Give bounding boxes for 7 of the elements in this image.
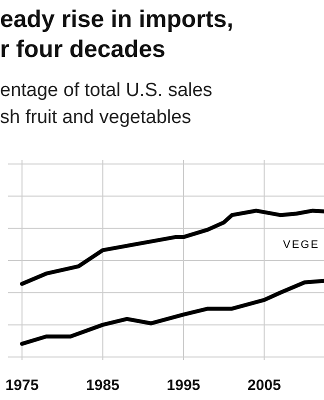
chart-title: eady rise in imports, r four decades [0,6,234,63]
x-tick-label: 1995 [166,377,200,394]
x-tick-label: 1985 [86,377,120,394]
chart-subtitle: entage of total U.S. sales sh fruit and vegetables [0,80,212,128]
x-tick-label: 2005 [248,377,281,394]
x-tick-label: 1975 [5,377,39,394]
text: VEGE [283,239,320,252]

+++

Exercise prompt = Edit the records above by swapping "bounding boxes" for "box coordinates" and leaving every other part as it stands. Omit the pictures from your answer.

Output =
Give box coordinates for 7 of the elements in this image.
chart-title: eady rise in imports, r four decades [0,6,234,63]
x-tick-label: 1995 [166,377,200,394]
x-tick-label: 1985 [86,377,120,394]
chart-subtitle: entage of total U.S. sales sh fruit and vegetables [0,80,212,128]
x-tick-label: 2005 [248,377,281,394]
x-tick-label: 1975 [5,377,39,394]
text: VEGE [283,239,320,252]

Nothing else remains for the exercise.